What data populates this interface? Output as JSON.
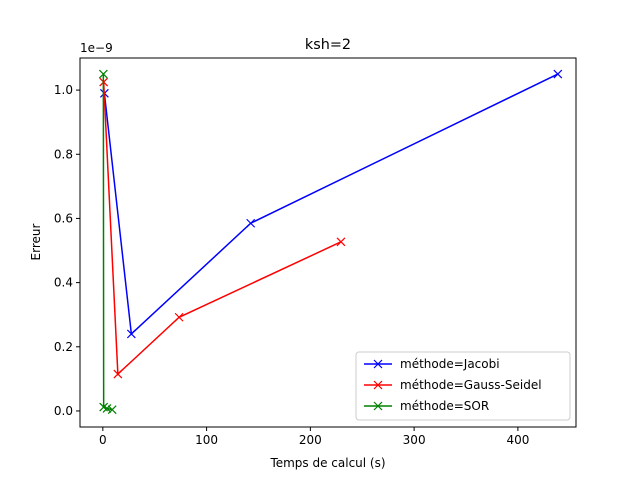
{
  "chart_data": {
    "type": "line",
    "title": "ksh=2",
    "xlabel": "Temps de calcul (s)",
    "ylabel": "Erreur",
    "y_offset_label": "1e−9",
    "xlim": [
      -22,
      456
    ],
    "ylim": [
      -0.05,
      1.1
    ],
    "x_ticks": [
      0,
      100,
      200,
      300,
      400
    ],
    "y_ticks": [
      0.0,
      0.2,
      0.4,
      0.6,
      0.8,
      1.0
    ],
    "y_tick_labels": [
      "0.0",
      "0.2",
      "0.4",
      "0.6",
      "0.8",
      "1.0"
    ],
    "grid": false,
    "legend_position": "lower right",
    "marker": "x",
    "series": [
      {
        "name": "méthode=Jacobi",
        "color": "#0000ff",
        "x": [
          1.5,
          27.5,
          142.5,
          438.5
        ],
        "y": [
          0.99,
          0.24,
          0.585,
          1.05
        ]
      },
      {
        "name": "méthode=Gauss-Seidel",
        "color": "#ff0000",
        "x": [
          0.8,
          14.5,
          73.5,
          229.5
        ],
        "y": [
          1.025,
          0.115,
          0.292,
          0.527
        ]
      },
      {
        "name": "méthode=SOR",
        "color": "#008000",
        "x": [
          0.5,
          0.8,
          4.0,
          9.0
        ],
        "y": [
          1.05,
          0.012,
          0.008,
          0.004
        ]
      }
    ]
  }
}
* * *
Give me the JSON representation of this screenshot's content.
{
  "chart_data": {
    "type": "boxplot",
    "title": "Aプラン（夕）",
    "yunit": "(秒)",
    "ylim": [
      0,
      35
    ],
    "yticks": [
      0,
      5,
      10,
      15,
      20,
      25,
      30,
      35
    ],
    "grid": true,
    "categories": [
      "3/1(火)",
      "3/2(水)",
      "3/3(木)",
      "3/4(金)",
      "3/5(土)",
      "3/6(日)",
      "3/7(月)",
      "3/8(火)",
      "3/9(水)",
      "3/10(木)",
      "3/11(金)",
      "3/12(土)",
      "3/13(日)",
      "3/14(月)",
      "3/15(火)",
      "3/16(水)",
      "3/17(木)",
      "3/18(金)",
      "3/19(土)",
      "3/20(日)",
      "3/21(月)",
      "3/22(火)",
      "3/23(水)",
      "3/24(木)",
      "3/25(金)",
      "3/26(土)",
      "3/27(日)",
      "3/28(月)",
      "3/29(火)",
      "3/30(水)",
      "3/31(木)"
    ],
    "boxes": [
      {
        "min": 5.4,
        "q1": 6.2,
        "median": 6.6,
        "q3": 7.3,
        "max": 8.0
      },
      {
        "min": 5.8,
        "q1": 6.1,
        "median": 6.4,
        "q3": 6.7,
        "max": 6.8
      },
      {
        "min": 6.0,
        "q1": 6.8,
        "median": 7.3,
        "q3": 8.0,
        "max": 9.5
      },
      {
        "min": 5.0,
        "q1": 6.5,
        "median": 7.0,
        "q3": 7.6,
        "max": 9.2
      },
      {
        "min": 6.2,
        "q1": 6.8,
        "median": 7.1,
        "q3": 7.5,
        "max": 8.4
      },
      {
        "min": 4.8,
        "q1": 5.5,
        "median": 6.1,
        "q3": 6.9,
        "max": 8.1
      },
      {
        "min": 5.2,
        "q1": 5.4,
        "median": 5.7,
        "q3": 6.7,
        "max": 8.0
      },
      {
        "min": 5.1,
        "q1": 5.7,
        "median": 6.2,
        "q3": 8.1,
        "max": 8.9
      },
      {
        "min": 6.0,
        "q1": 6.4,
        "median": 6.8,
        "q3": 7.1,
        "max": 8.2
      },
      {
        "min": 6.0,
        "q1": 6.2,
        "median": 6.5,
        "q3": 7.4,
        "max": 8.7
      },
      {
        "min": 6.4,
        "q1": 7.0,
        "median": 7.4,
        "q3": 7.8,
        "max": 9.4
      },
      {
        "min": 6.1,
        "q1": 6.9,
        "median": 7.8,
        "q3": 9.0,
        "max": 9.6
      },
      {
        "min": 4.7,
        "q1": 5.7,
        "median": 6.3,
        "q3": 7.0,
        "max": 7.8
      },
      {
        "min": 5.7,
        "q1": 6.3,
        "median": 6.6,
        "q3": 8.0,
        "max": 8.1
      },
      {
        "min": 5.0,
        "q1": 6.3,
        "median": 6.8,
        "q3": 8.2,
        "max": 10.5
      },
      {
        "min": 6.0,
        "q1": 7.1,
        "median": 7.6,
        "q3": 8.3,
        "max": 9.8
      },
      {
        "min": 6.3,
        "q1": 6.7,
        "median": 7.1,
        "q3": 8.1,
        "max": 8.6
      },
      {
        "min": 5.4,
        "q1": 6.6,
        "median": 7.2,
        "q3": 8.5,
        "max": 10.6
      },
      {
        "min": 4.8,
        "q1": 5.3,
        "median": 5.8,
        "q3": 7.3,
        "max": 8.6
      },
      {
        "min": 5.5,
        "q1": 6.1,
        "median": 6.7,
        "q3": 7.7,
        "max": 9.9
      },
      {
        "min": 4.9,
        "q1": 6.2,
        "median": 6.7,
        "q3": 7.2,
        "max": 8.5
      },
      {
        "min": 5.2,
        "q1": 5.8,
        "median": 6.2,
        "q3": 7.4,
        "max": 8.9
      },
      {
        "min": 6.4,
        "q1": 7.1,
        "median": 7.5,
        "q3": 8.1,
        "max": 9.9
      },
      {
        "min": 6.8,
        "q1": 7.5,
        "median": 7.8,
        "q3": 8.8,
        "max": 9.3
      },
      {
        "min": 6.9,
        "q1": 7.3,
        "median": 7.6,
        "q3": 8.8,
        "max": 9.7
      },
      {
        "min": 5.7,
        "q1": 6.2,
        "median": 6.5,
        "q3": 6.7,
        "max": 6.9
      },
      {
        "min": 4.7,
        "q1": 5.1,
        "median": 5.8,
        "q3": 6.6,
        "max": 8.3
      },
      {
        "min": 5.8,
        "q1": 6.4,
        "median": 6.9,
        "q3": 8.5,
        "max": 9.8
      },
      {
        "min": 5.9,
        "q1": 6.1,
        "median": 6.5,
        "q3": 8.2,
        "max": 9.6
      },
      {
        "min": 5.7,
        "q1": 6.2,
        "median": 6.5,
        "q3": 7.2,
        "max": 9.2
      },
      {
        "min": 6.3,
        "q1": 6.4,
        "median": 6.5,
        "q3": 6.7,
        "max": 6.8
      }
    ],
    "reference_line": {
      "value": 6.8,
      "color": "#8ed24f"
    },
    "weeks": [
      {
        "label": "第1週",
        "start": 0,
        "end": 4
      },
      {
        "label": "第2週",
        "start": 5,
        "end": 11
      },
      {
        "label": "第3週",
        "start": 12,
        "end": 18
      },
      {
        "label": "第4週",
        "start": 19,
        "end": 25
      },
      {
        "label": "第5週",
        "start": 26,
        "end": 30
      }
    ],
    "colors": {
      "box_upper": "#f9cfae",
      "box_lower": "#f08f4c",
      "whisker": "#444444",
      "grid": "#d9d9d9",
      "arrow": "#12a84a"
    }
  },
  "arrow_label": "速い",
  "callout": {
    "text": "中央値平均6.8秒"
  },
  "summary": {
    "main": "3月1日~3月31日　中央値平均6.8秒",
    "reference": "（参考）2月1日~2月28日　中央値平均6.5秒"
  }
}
* * *
Task objective: Scan the records for the string "this". Copy each line in which it appears.

Exercise answer:
What data populates this interface? Output as JSON.
Give me the JSON representation of this screenshot's content.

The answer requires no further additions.